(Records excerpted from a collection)
>>>

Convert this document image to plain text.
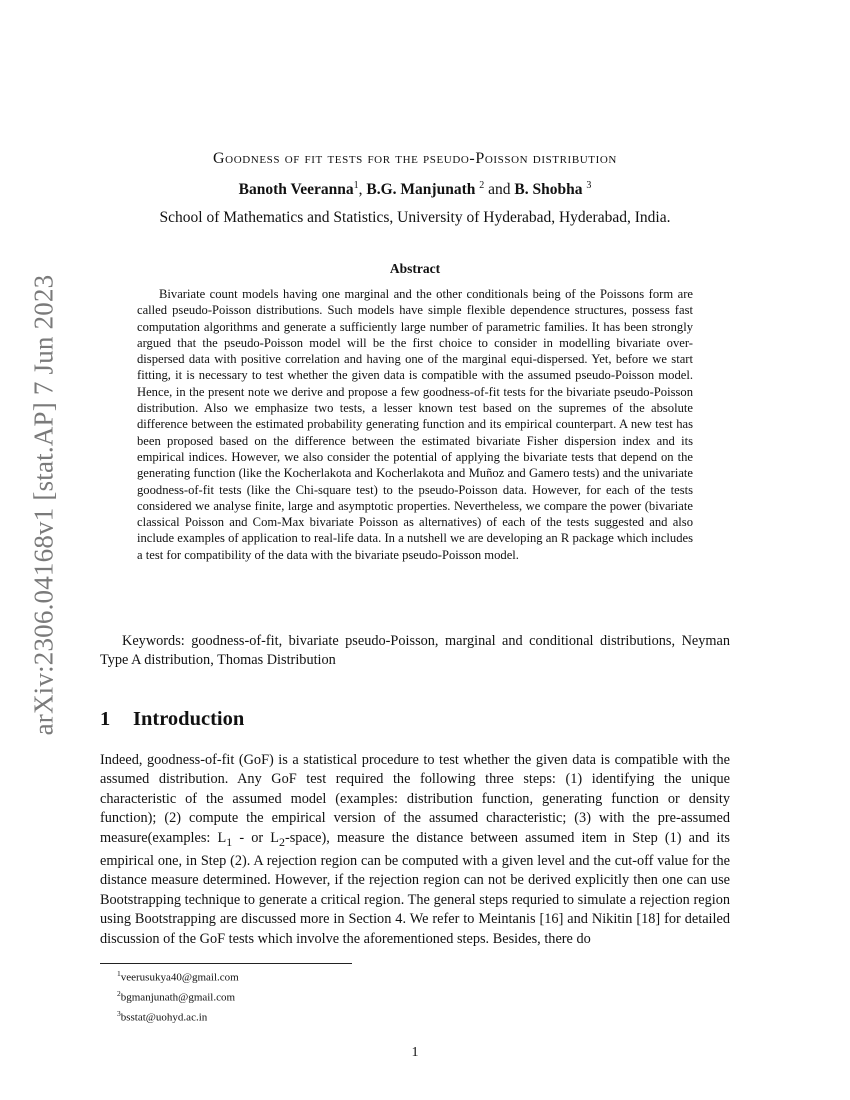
arXiv:2306.04168v1 [stat.AP] 7 Jun 2023
Goodness of fit tests for the pseudo-Poisson distribution
Banoth Veeranna$^1$, B.G. Manjunath $^2$ and B. Shobha $^3$
School of Mathematics and Statistics, University of Hyderabad, Hyderabad, India.
Abstract
Bivariate count models having one marginal and the other conditionals being of the Poissons form are called pseudo-Poisson distributions. Such models have simple flexible dependence structures, possess fast computation algorithms and generate a sufficiently large number of parametric families. It has been strongly argued that the pseudo-Poisson model will be the first choice to consider in modelling bivariate over-dispersed data with positive correlation and having one of the marginal equi-dispersed. Yet, before we start fitting, it is necessary to test whether the given data is compatible with the assumed pseudo-Poisson model. Hence, in the present note we derive and propose a few goodness-of-fit tests for the bivariate pseudo-Poisson distribution. Also we emphasize two tests, a lesser known test based on the supremes of the absolute difference between the estimated probability generating function and its empirical counterpart. A new test has been proposed based on the difference between the estimated bivariate Fisher dispersion index and its empirical indices. However, we also consider the potential of applying the bivariate tests that depend on the generating function (like the Kocherlakota and Kocherlakota and Muñoz and Gamero tests) and the univariate goodness-of-fit tests (like the Chi-square test) to the pseudo-Poisson data. However, for each of the tests considered we analyse finite, large and asymptotic properties. Nevertheless, we compare the power (bivariate classical Poisson and Com-Max bivariate Poisson as alternatives) of each of the tests suggested and also include examples of application to real-life data. In a nutshell we are developing an R package which includes a test for compatibility of the data with the bivariate pseudo-Poisson model.
Keywords: goodness-of-fit, bivariate pseudo-Poisson, marginal and conditional distributions, Neyman Type A distribution, Thomas Distribution
1 Introduction
Indeed, goodness-of-fit (GoF) is a statistical procedure to test whether the given data is compatible with the assumed distribution. Any GoF test required the following three steps: (1) identifying the unique characteristic of the assumed model (examples: distribution function, generating function or density function); (2) compute the empirical version of the assumed characteristic; (3) with the pre-assumed measure(examples: $L_1$ - or $L_2-space$), measure the distance between assumed item in Step (1) and its empirical one, in Step (2). A rejection region can be computed with a given level and the cut-off value for the distance measure determined. However, if the rejection region can not be derived explicitly then one can use Bootstrapping technique to generate a critical region. The general steps requried to simulate a rejection region using Bootstrapping are discussed more in Section 4. We refer to Meintanis [16] and Nikitin [18] for detailed discussion of the GoF tests which involve the aforementioned steps. Besides, there do
$^1$veerusukya40@gmail.com
$^2$bgmanjunath@gmail.com
$^3$bsstat@uohyd.ac.in
1
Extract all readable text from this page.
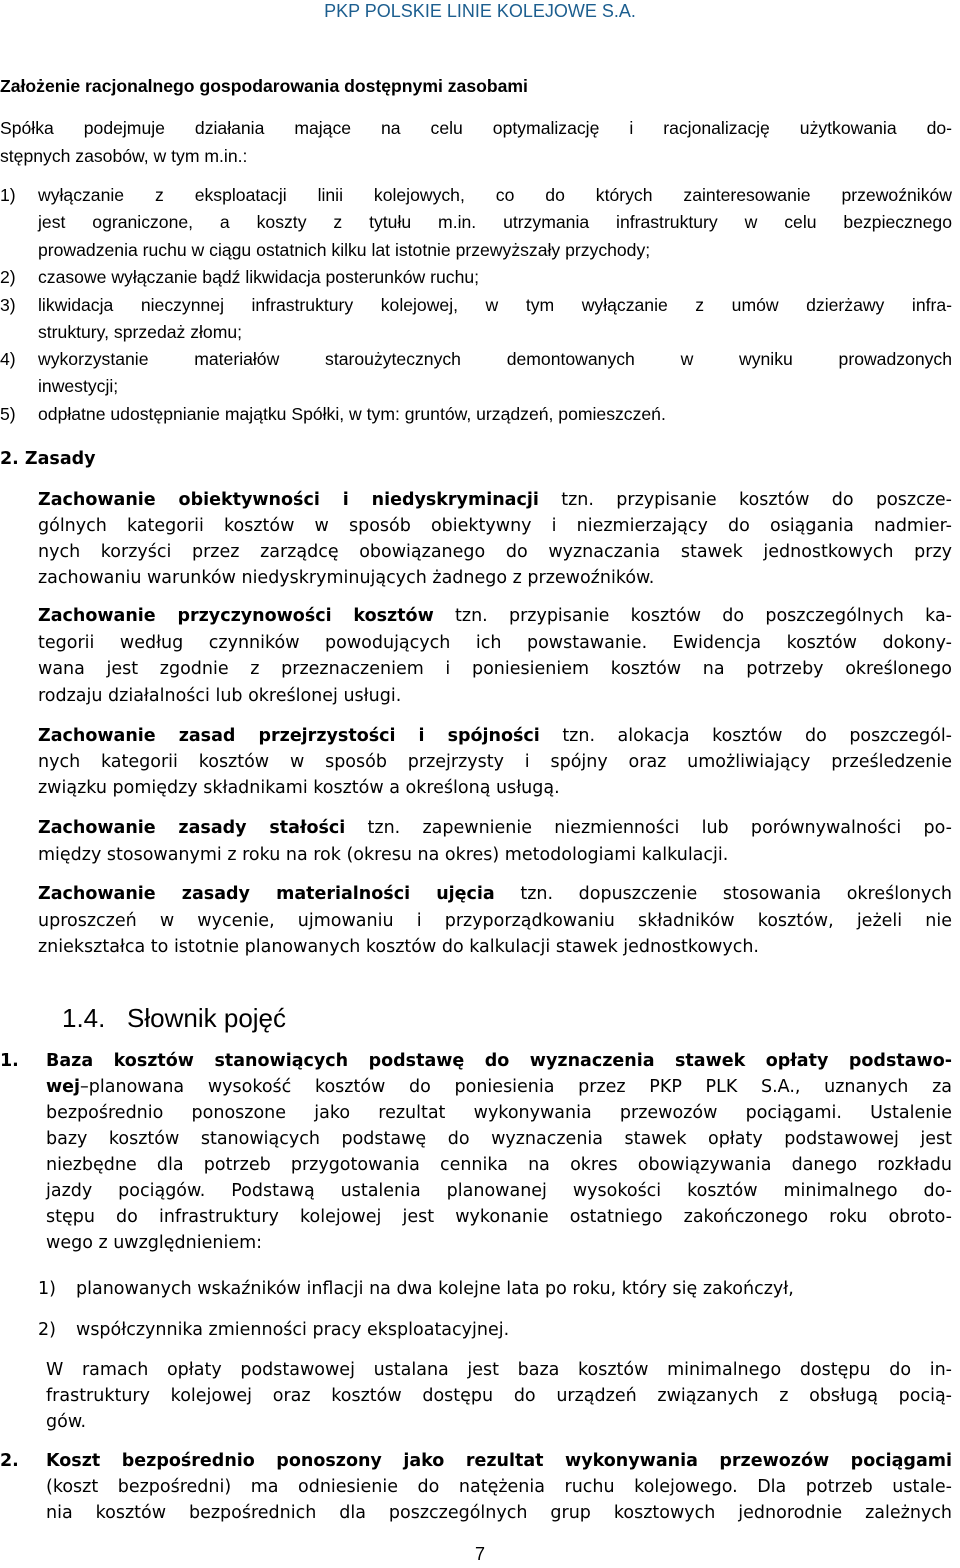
PKP POLSKIE LINIE KOLEJOWE S.A.
Założenie racjonalnego gospodarowania dostępnymi zasobami
Spółka podejmuje działania mające na celu optymalizację i racjonalizację użytkowania do-
stępnych zasobów, w tym m.in.:
1) wyłączanie z eksploatacji linii kolejowych, co do których zainteresowanie przewoźników
jest ograniczone, a koszty z tytułu m.in. utrzymania infrastruktury w celu bezpiecznego
prowadzenia ruchu w ciągu ostatnich kilku lat istotnie przewyższały przychody;
2) czasowe wyłączanie bądź likwidacja posterunków ruchu;
3) likwidacja nieczynnej infrastruktury kolejowej, w tym wyłączanie z umów dzierżawy infra-
struktury, sprzedaż złomu;
4) wykorzystanie materiałów staroużytecznych demontowanych w wyniku prowadzonych
inwestycji;
5) odpłatne udostępnianie majątku Spółki, w tym: gruntów, urządzeń, pomieszczeń.
2. Zasady
Zachowanie obiektywności i niedyskryminacji tzn. przypisanie kosztów do poszcze-
gólnych kategorii kosztów w sposób obiektywny i niezmierzający do osiągania nadmier-
nych korzyści przez zarządcę obowiązanego do wyznaczania stawek jednostkowych przy
zachowaniu warunków niedyskryminujących żadnego z przewoźników.
Zachowanie przyczynowości kosztów tzn. przypisanie kosztów do poszczególnych ka-
tegorii według czynników powodujących ich powstawanie. Ewidencja kosztów dokony-
wana jest zgodnie z przeznaczeniem i poniesieniem kosztów na potrzeby określonego
rodzaju działalności lub określonej usługi.
Zachowanie zasad przejrzystości i spójności tzn. alokacja kosztów do poszczegól-
nych kategorii kosztów w sposób przejrzysty i spójny oraz umożliwiający prześledzenie
związku pomiędzy składnikami kosztów a określoną usługą.
Zachowanie zasady stałości tzn. zapewnienie niezmienności lub porównywalności po-
między stosowanymi z roku na rok (okresu na okres) metodologiami kalkulacji.
Zachowanie zasady materialności ujęcia tzn. dopuszczenie stosowania określonych
uproszczeń w wycenie, ujmowaniu i przyporządkowaniu składników kosztów, jeżeli nie
zniekształca to istotnie planowanych kosztów do kalkulacji stawek jednostkowych.
1.4.   Słownik pojęć
1. Baza kosztów stanowiących podstawę do wyznaczenia stawek opłaty podstawo-
wej–planowana wysokość kosztów do poniesienia przez PKP PLK S.A., uznanych za
bezpośrednio ponoszone jako rezultat wykonywania przewozów pociągami. Ustalenie
bazy kosztów stanowiących podstawę do wyznaczenia stawek opłaty podstawowej jest
niezbędne dla potrzeb przygotowania cennika na okres obowiązywania danego rozkładu
jazdy pociągów. Podstawą ustalenia planowanej wysokości kosztów minimalnego do-
stępu do infrastruktury kolejowej jest wykonanie ostatniego zakończonego roku obroto-
wego z uwzględnieniem:
1) planowanych wskaźników inflacji na dwa kolejne lata po roku, który się zakończył,
2) współczynnika zmienności pracy eksploatacyjnej.
W ramach opłaty podstawowej ustalana jest baza kosztów minimalnego dostępu do in-
frastruktury kolejowej oraz kosztów dostępu do urządzeń związanych z obsługą pocią-
gów.
2. Koszt bezpośrednio ponoszony jako rezultat wykonywania przewozów pociągami
(koszt bezpośredni) ma odniesienie do natężenia ruchu kolejowego. Dla potrzeb ustale-
nia kosztów bezpośrednich dla poszczególnych grup kosztowych jednorodnie zależnych
7
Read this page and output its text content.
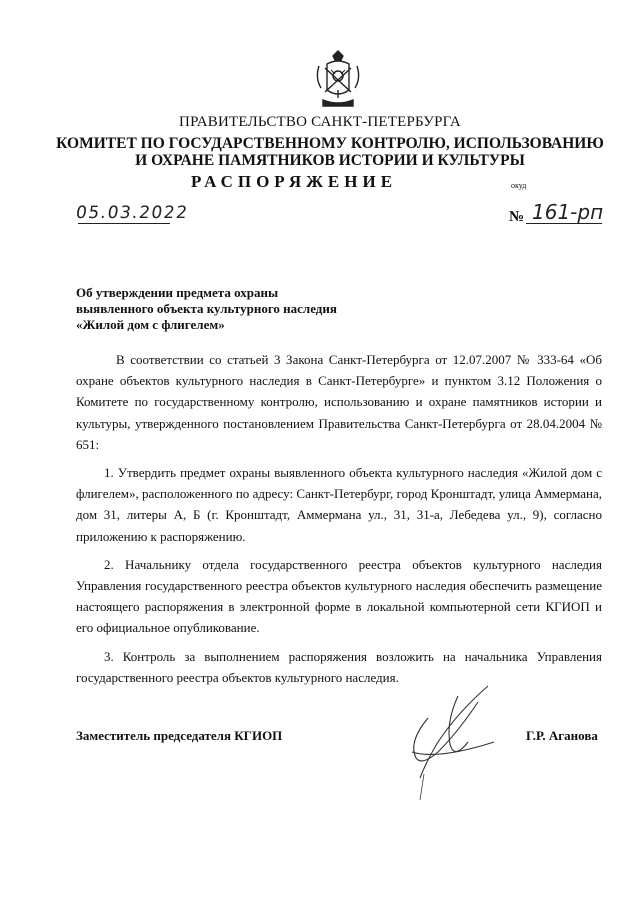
ПРАВИТЕЛЬСТВО САНКТ-ПЕТЕРБУРГА
КОМИТЕТ ПО ГОСУДАРСТВЕННОМУ КОНТРОЛЮ, ИСПОЛЬЗОВАНИЮ
И ОХРАНЕ ПАМЯТНИКОВ ИСТОРИИ И КУЛЬТУРЫ
РАСПОРЯЖЕНИЕ	окуд
05.03.2022	№ 161-рп
Об утверждении предмета охраны
выявленного объекта культурного наследия
«Жилой дом с флигелем»

В соответствии со статьей 3 Закона Санкт-Петербурга от 12.07.2007 № 333-64 «Об охране объектов культурного наследия в Санкт-Петербурге» и пунктом 3.12 Положения о Комитете по государственному контролю, использованию и охране памятников истории и культуры, утвержденного постановлением Правительства Санкт-Петербурга от 28.04.2004 № 651:

1. Утвердить предмет охраны выявленного объекта культурного наследия «Жилой дом с флигелем», расположенного по адресу: Санкт-Петербург, город Кронштадт, улица Аммермана, дом 31, литеры А, Б (г. Кронштадт, Аммермана ул., 31, 31-а, Лебедева ул., 9), согласно приложению к распоряжению.

2. Начальнику отдела государственного реестра объектов культурного наследия Управления государственного реестра объектов культурного наследия обеспечить размещение настоящего распоряжения в электронной форме в локальной компьютерной сети КГИОП и его официальное опубликование.

3. Контроль за выполнением распоряжения возложить на начальника Управления государственного реестра объектов культурного наследия.

Заместитель председателя КГИОП	Г.Р. Аганова
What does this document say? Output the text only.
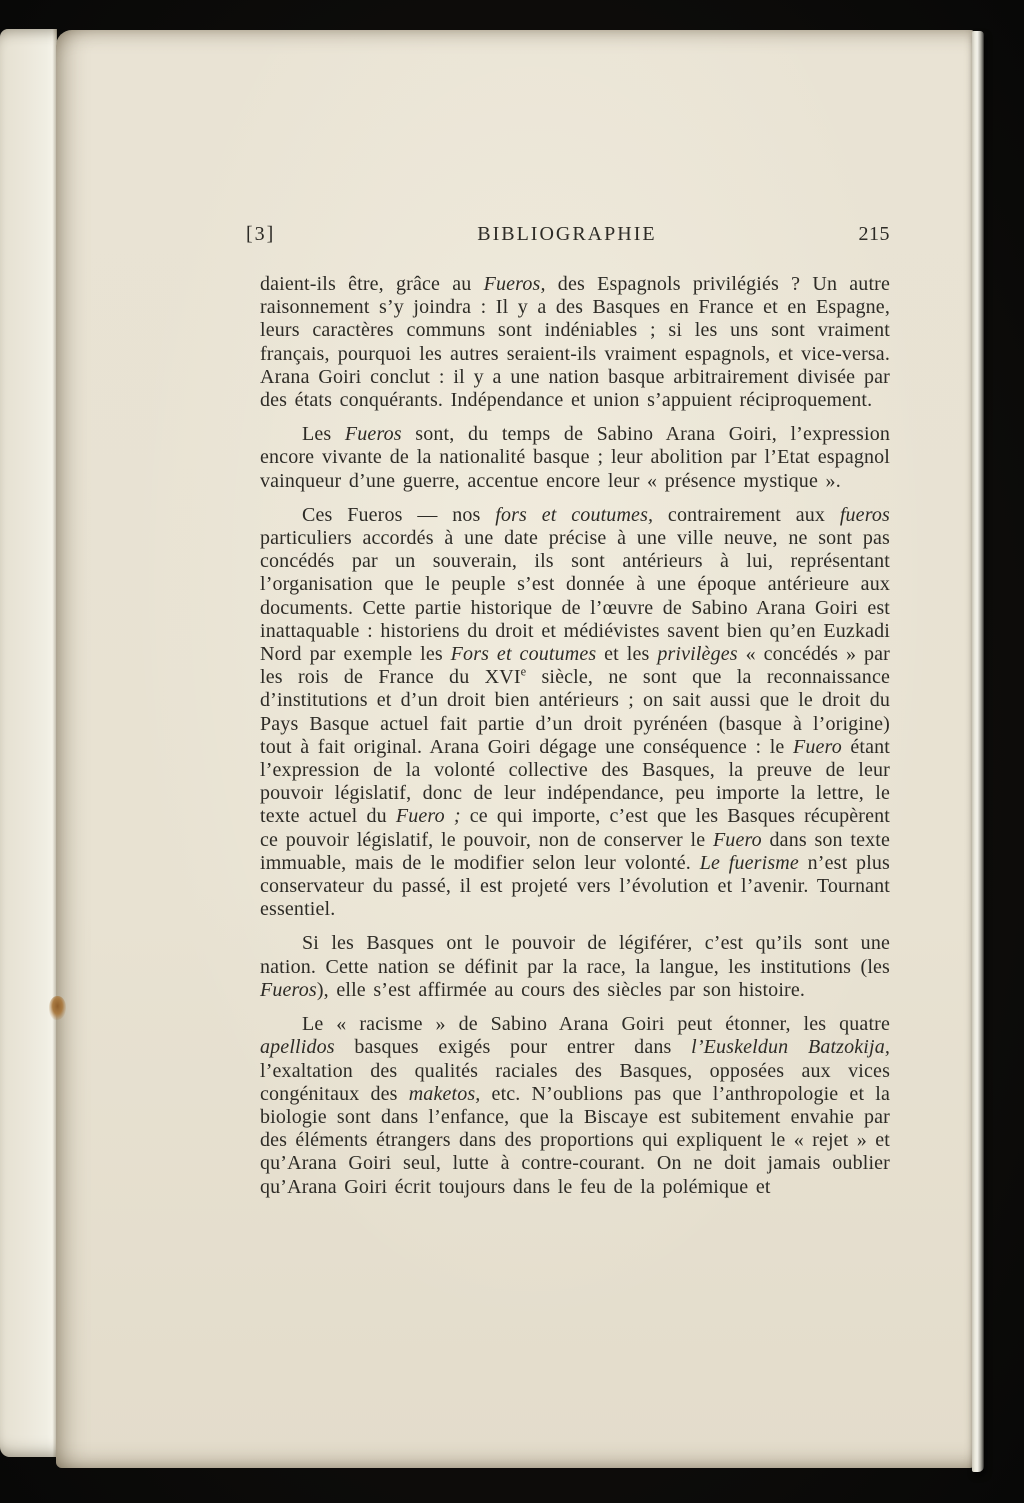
[3]	BIBLIOGRAPHIE	215

daient-ils être, grâce au Fueros, des Espagnols privilégiés ? Un autre raisonnement s’y joindra : Il y a des Basques en France et en Espagne, leurs caractères communs sont indéniables ; si les uns sont vraiment français, pourquoi les autres seraient-ils vraiment espagnols, et vice-versa. Arana Goiri conclut : il y a une nation basque arbitrairement divisée par des états conquérants. Indépendance et union s’appuient réciproquement.

Les Fueros sont, du temps de Sabino Arana Goiri, l’expression encore vivante de la nationalité basque ; leur abolition par l’Etat espagnol vainqueur d’une guerre, accentue encore leur « présence mystique ».

Ces Fueros — nos fors et coutumes, contrairement aux fueros particuliers accordés à une date précise à une ville neuve, ne sont pas concédés par un souverain, ils sont antérieurs à lui, représentant l’organisation que le peuple s’est donnée à une époque antérieure aux documents. Cette partie historique de l’œuvre de Sabino Arana Goiri est inattaquable : historiens du droit et médiévistes savent bien qu’en Euzkadi Nord par exemple les Fors et coutumes et les privilèges « concédés » par les rois de France du XVIe siècle, ne sont que la reconnaissance d’institutions et d’un droit bien antérieurs ; on sait aussi que le droit du Pays Basque actuel fait partie d’un droit pyrénéen (basque à l’origine) tout à fait original. Arana Goiri dégage une conséquence : le Fuero étant l’expression de la volonté collective des Basques, la preuve de leur pouvoir législatif, donc de leur indépendance, peu importe la lettre, le texte actuel du Fuero ; ce qui importe, c’est que les Basques récupèrent ce pouvoir législatif, le pouvoir, non de conserver le Fuero dans son texte immuable, mais de le modifier selon leur volonté. Le fuerisme n’est plus conservateur du passé, il est projeté vers l’évolution et l’avenir. Tournant essentiel.

Si les Basques ont le pouvoir de légiférer, c’est qu’ils sont une nation. Cette nation se définit par la race, la langue, les institutions (les Fueros), elle s’est affirmée au cours des siècles par son histoire.

Le « racisme » de Sabino Arana Goiri peut étonner, les quatre apellidos basques exigés pour entrer dans l’Euskeldun Batzokija, l’exaltation des qualités raciales des Basques, opposées aux vices congénitaux des maketos, etc. N’oublions pas que l’anthropologie et la biologie sont dans l’enfance, que la Biscaye est subitement envahie par des éléments étrangers dans des proportions qui expliquent le « rejet » et qu’Arana Goiri seul, lutte à contre-courant. On ne doit jamais oublier qu’Arana Goiri écrit toujours dans le feu de la polémique et
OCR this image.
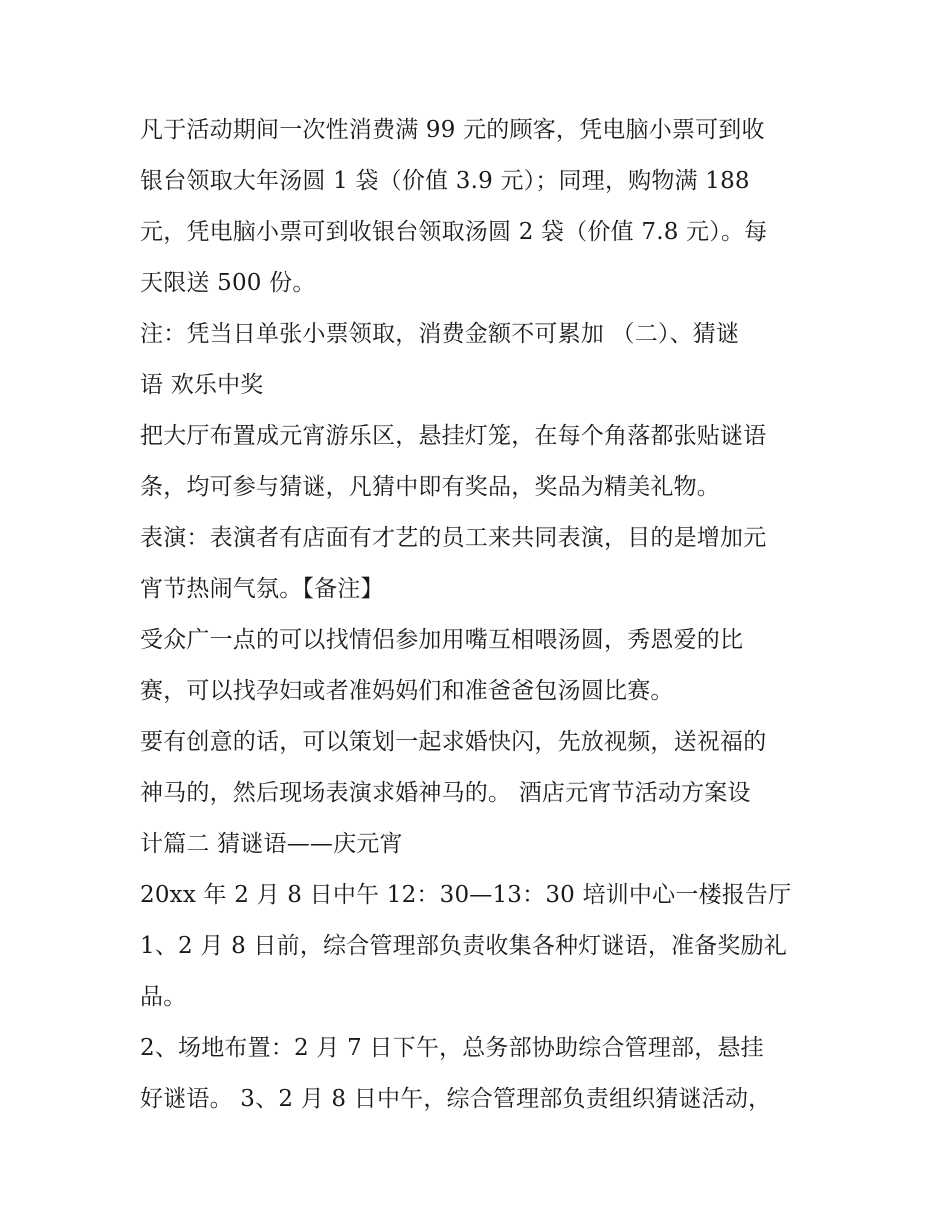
凡于活动期间一次性消费满 99 元的顾客，凭电脑小票可到收
银台领取大年汤圆 1 袋（价值 3.9 元）；同理，购物满 188
元，凭电脑小票可到收银台领取汤圆 2 袋（价值 7.8 元）。每
天限送 500 份。
注：凭当日单张小票领取，消费金额不可累加 （二）、猜谜
语 欢乐中奖
把大厅布置成元宵游乐区，悬挂灯笼，在每个角落都张贴谜语
条，均可参与猜谜，凡猜中即有奖品，奖品为精美礼物。
表演：表演者有店面有才艺的员工来共同表演，目的是增加元
宵节热闹气氛。【备注】
受众广一点的可以找情侣参加用嘴互相喂汤圆，秀恩爱的比
赛，可以找孕妇或者准妈妈们和准爸爸包汤圆比赛。
要有创意的话，可以策划一起求婚快闪，先放视频，送祝福的
神马的，然后现场表演求婚神马的。 酒店元宵节活动方案设
计篇二 猜谜语——庆元宵
20xx 年 2 月 8 日中午 12：30—13：30 培训中心一楼报告厅
1、2 月 8 日前，综合管理部负责收集各种灯谜语，准备奖励礼
品。
2、场地布置：2 月 7 日下午，总务部协助综合管理部，悬挂
好谜语。 3、2 月 8 日中午，综合管理部负责组织猜谜活动，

<<<

Repeat only the lines from the line with "OCR this image." to the end of the entries, including both the first and the last line, and drop every picture.

Written answer:
OCR this image.
凡于活动期间一次性消费满 99 元的顾客，凭电脑小票可到收
银台领取大年汤圆 1 袋（价值 3.9 元）；同理，购物满 188
元，凭电脑小票可到收银台领取汤圆 2 袋（价值 7.8 元）。每
天限送 500 份。
注：凭当日单张小票领取，消费金额不可累加 （二）、猜谜
语 欢乐中奖
把大厅布置成元宵游乐区，悬挂灯笼，在每个角落都张贴谜语
条，均可参与猜谜，凡猜中即有奖品，奖品为精美礼物。
表演：表演者有店面有才艺的员工来共同表演，目的是增加元
宵节热闹气氛。【备注】
受众广一点的可以找情侣参加用嘴互相喂汤圆，秀恩爱的比
赛，可以找孕妇或者准妈妈们和准爸爸包汤圆比赛。
要有创意的话，可以策划一起求婚快闪，先放视频，送祝福的
神马的，然后现场表演求婚神马的。 酒店元宵节活动方案设
计篇二 猜谜语——庆元宵
20xx 年 2 月 8 日中午 12：30—13：30 培训中心一楼报告厅
1、2 月 8 日前，综合管理部负责收集各种灯谜语，准备奖励礼
品。
2、场地布置：2 月 7 日下午，总务部协助综合管理部，悬挂
好谜语。 3、2 月 8 日中午，综合管理部负责组织猜谜活动，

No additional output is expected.